- [RECORDED INFORMATION]
- - - -

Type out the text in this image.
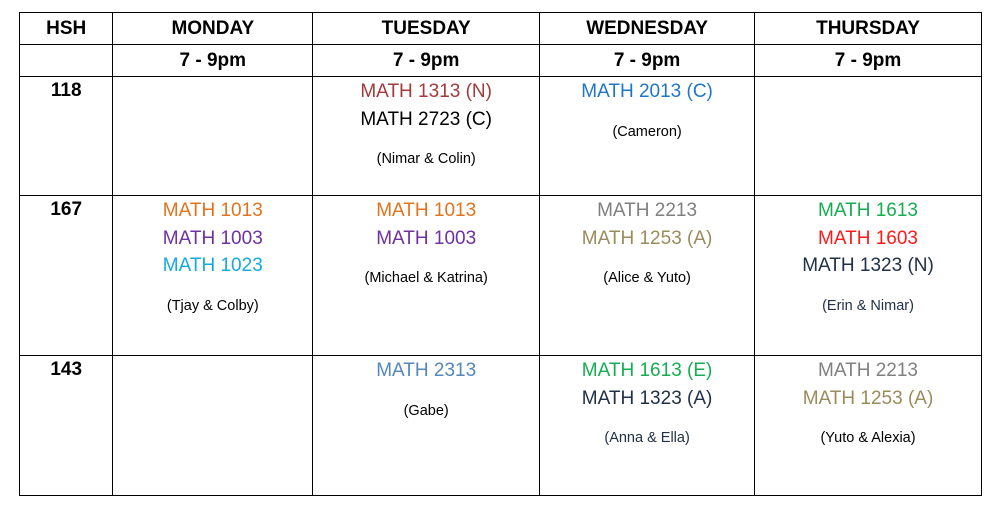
HSH	MONDAY	TUESDAY	WEDNESDAY	THURSDAY
	7 - 9pm	7 - 9pm	7 - 9pm	7 - 9pm
118		MATH 1313 (N)
MATH 2723 (C)
(Nimar & Colin)	MATH 2013 (C)
(Cameron)	

167	MATH 1013
MATH 1003
MATH 1023
(Tjay & Colby)	MATH 1013
MATH 1003
(Michael & Katrina)	MATH 2213
MATH 1253 (A)
(Alice & Yuto)	MATH 1613
MATH 1603
MATH 1323 (N)
(Erin & Nimar)

143		MATH 2313
(Gabe)	MATH 1613 (E)
MATH 1323 (A)
(Anna & Ella)	MATH 2213
MATH 1253 (A)
(Yuto & Alexia)
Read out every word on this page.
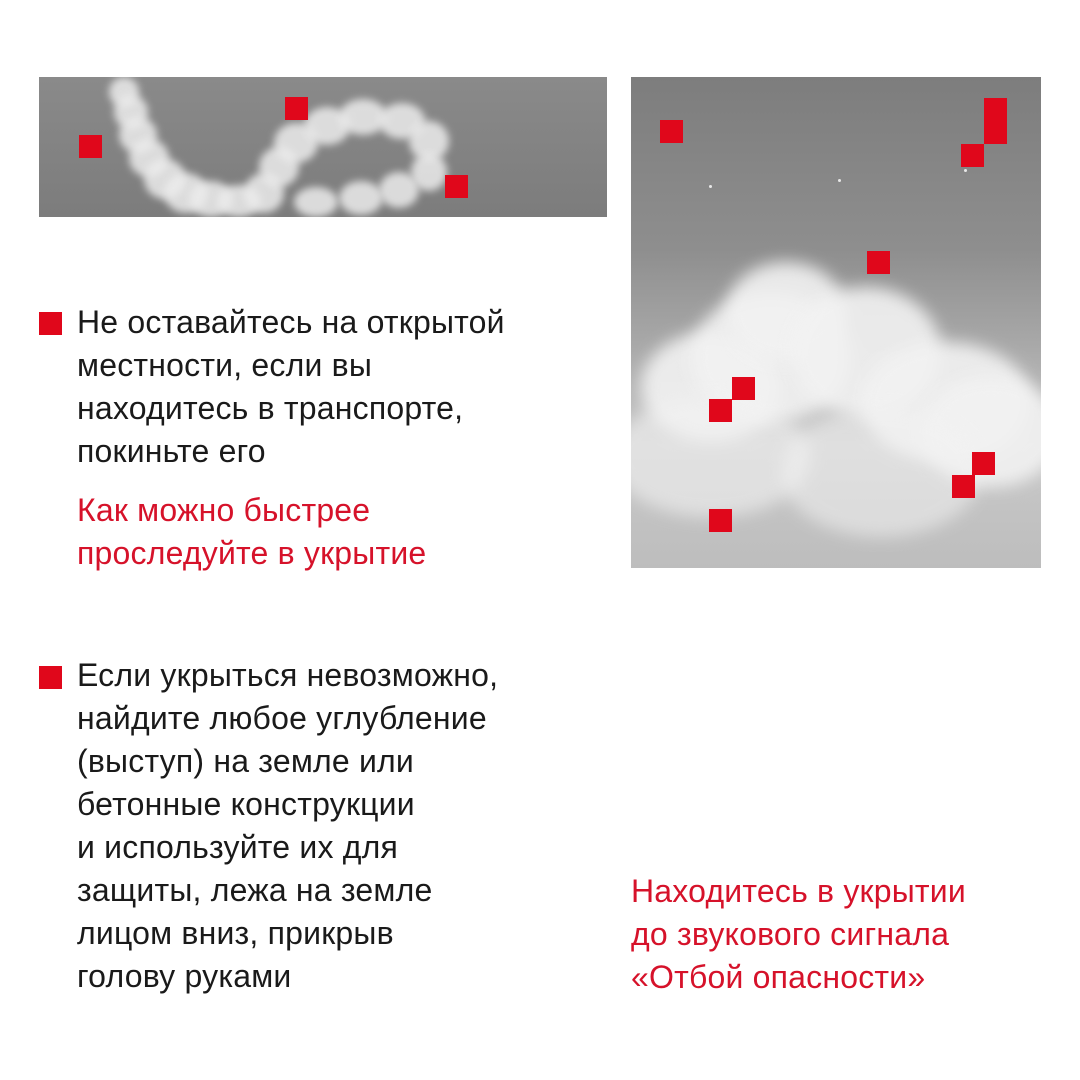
Не оставайтесь на открытой
местности, если вы
находитесь в транспорте,
покиньте его
Как можно быстрее
проследуйте в укрытие
Если укрыться невозможно,
найдите любое углубление
(выступ) на земле или
бетонные конструкции
и используйте их для
защиты, лежа на земле
лицом вниз, прикрыв
голову руками
Находитесь в укрытии
до звукового сигнала
«Отбой опасности»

- - - -

- [EXERCISE OBJECTIVE]
Count the lines that hold the string "this" and state that number alone.

- [TASK RESPONSE]
2